● Goal of the exercise:
Copy each line of the records that holds the string "Взгляни".

● Information supplied:
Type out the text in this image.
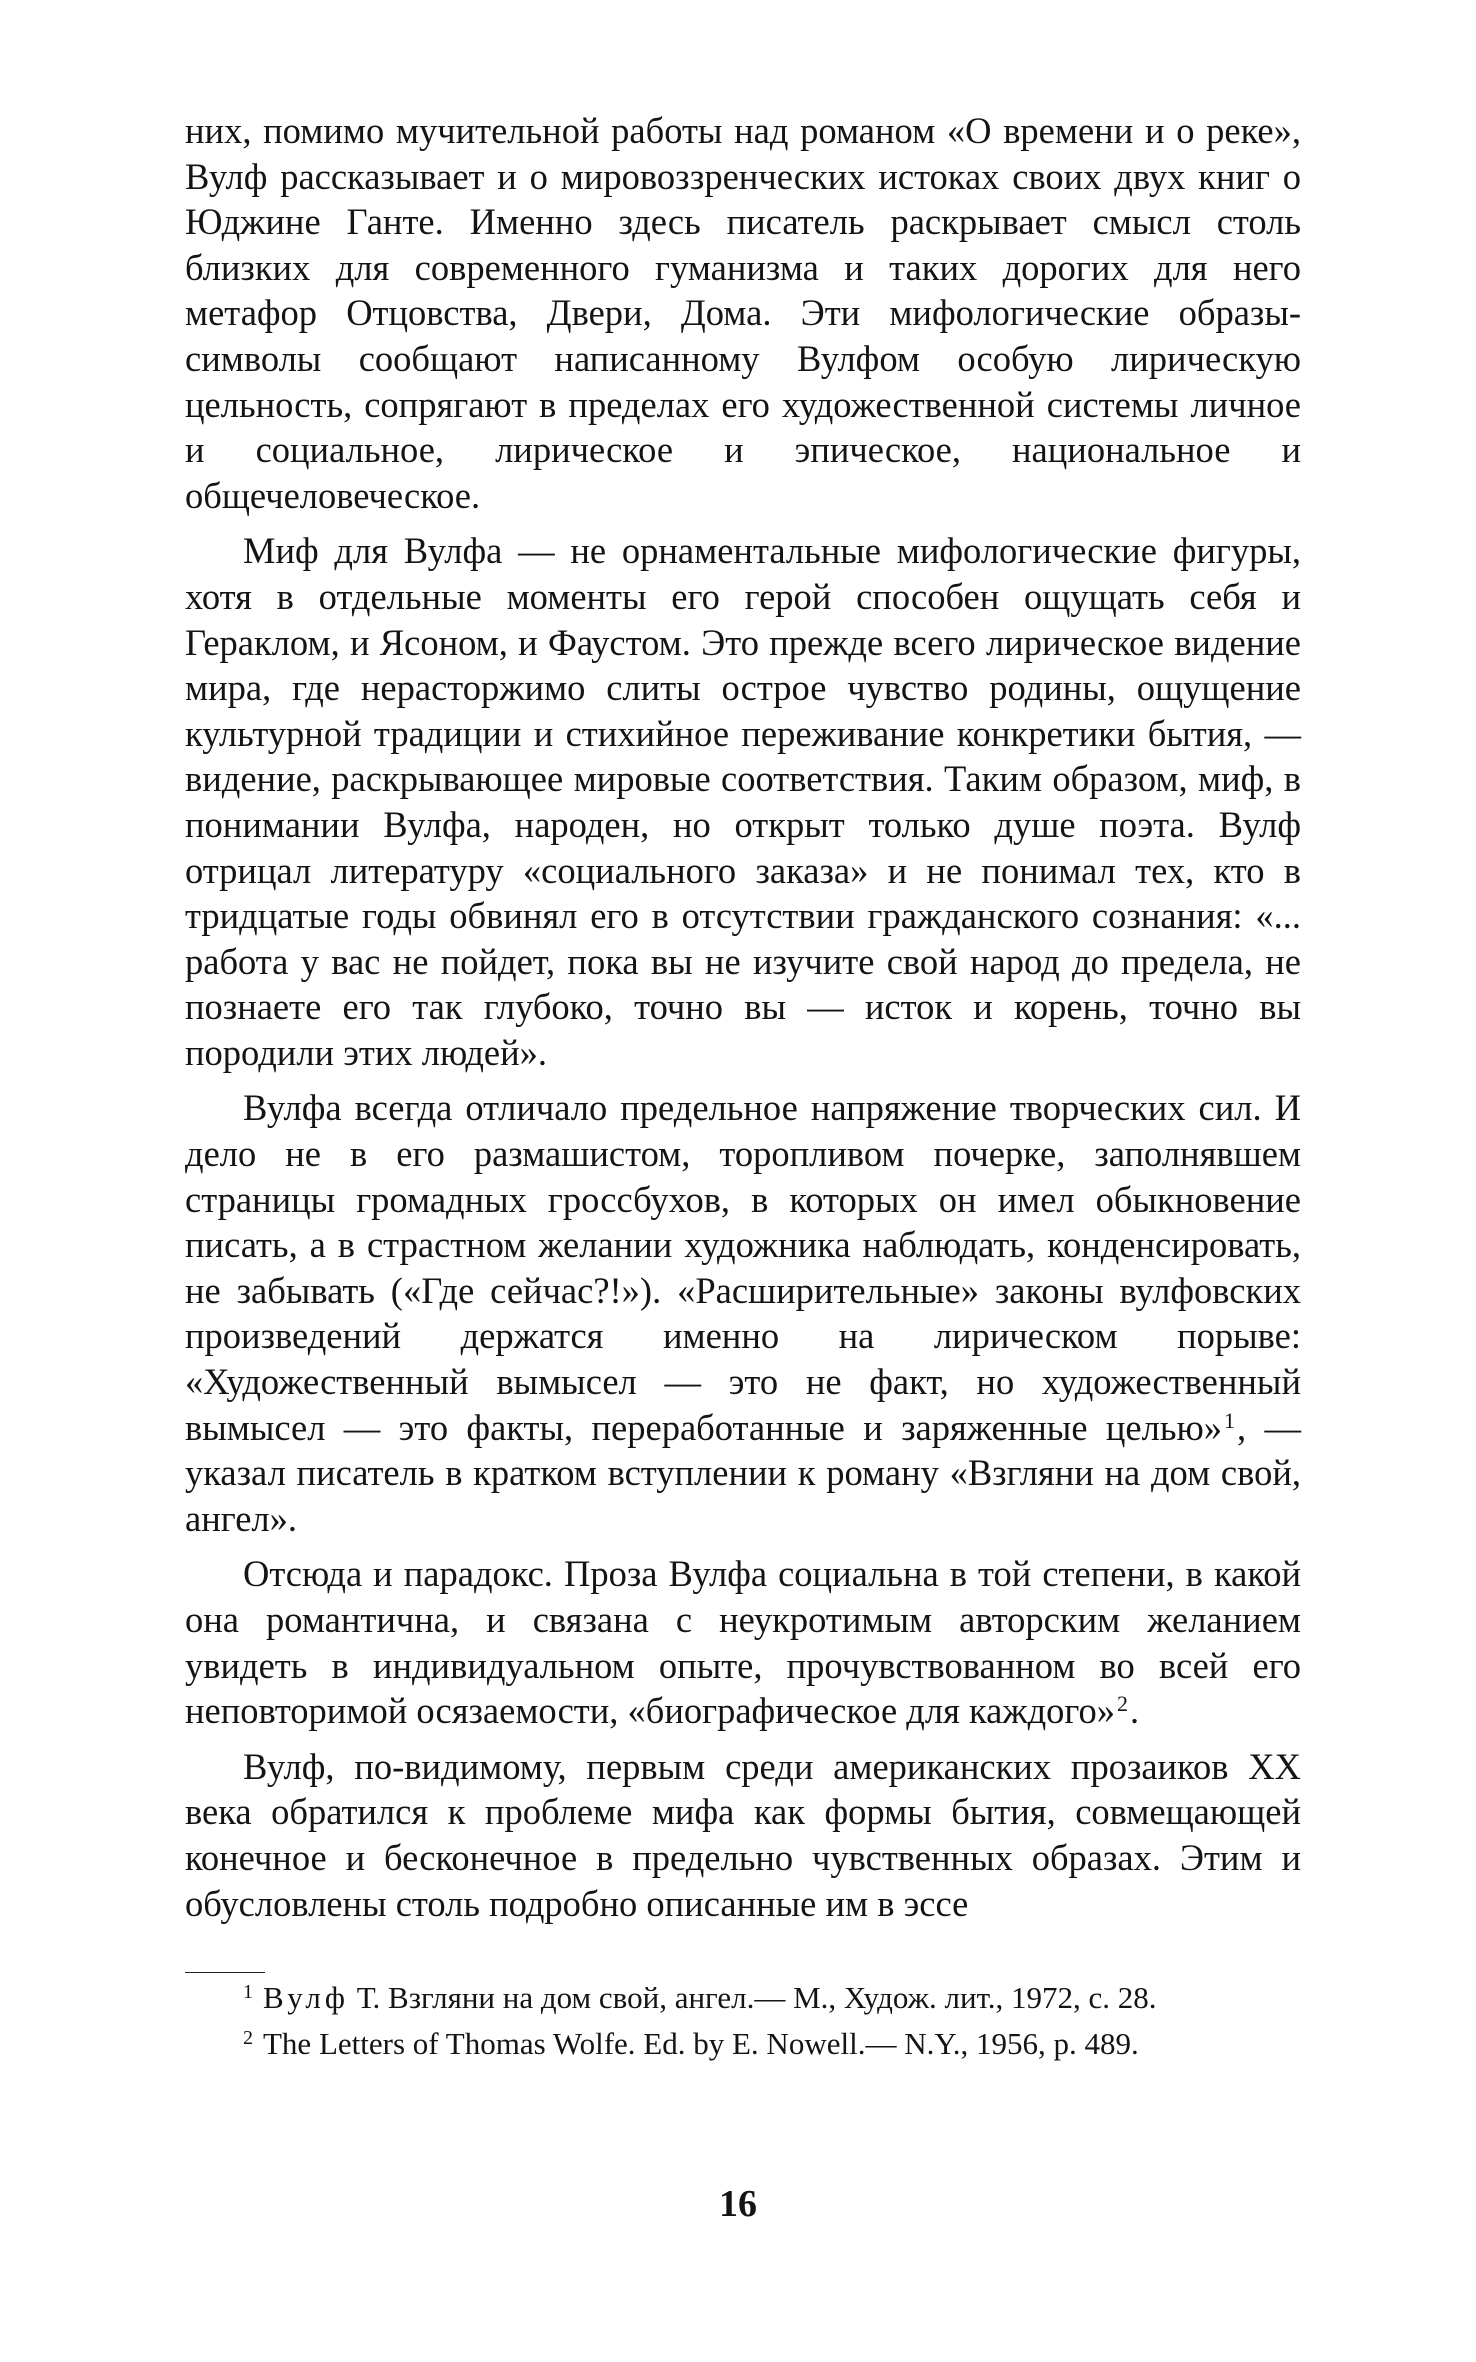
них, помимо мучительной работы над романом «О времени и о реке», Вулф рассказывает и о мировоззренческих истоках своих двух книг о Юджине Ганте. Именно здесь писатель раскрывает смысл столь близких для современного гуманизма и таких дорогих для него метафор Отцовства, Двери, Дома. Эти мифологические образы-символы сообщают написанному Вулфом особую лирическую цельность, сопрягают в пределах его художественной системы личное и социальное, лирическое и эпическое, национальное и общечеловеческое.

Миф для Вулфа — не орнаментальные мифологические фигуры, хотя в отдельные моменты его герой способен ощущать себя и Гераклом, и Ясоном, и Фаустом. Это прежде всего лирическое видение мира, где нерасторжимо слиты острое чувство родины, ощущение культурной традиции и стихийное переживание конкретики бытия, — видение, раскрывающее мировые соответствия. Таким образом, миф, в понимании Вулфа, народен, но открыт только душе поэта. Вулф отрицал литературу «социального заказа» и не понимал тех, кто в тридцатые годы обвинял его в отсутствии гражданского сознания: «... работа у вас не пойдет, пока вы не изучите свой народ до предела, не познаете его так глубоко, точно вы — исток и корень, точно вы породили этих людей».

Вулфа всегда отличало предельное напряжение творческих сил. И дело не в его размашистом, торопливом почерке, заполнявшем страницы громадных гроссбухов, в которых он имел обыкновение писать, а в страстном желании художника наблюдать, конденсировать, не забывать («Где сейчас?!»). «Расширительные» законы вулфовских произведений держатся именно на лирическом порыве: «Художественный вымысел — это не факт, но художественный вымысел — это факты, переработанные и заряженные целью»$^1$, — указал писатель в кратком вступлении к роману «Взгляни на дом свой, ангел».

Отсюда и парадокс. Проза Вулфа социальна в той степени, в какой она романтична, и связана с неукротимым авторским желанием увидеть в индивидуальном опыте, прочувствованном во всей его неповторимой осязаемости, «биографическое для каждого»$^2$.

Вулф, по-видимому, первым среди американских прозаиков XX века обратился к проблеме мифа как формы бытия, совмещающей конечное и бесконечное в предельно чувственных образах. Этим и обусловлены столь подробно описанные им в эссе

$^1$ Вулф Т. Взгляни на дом свой, ангел.— М., Худож. лит., 1972, с. 28.

$^2$ The Letters of Thomas Wolfe. Ed. by E. Nowell.— N.Y., 1956, p. 489.

16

● Result of the task:
Вулфа всегда отличало предельное напряжение творческих сил. И дело не в его размашистом, торопливом почерке, заполнявшем страницы громадных гроссбухов, в которых он имел обыкновение писать, а в страстном желании художника наблюдать, конденсировать, не забывать («Где сейчас?!»). «Расширительные» законы вулфовских произведений держатся именно на лирическом порыве: «Художественный вымысел — это не факт, но художественный вымысел — это факты, переработанные и заряженные целью»$^1$, — указал писатель в кратком вступлении к роману «Взгляни на дом свой, ангел».
$^1$ Вулф Т. Взгляни на дом свой, ангел.— М., Худож. лит., 1972, с. 28.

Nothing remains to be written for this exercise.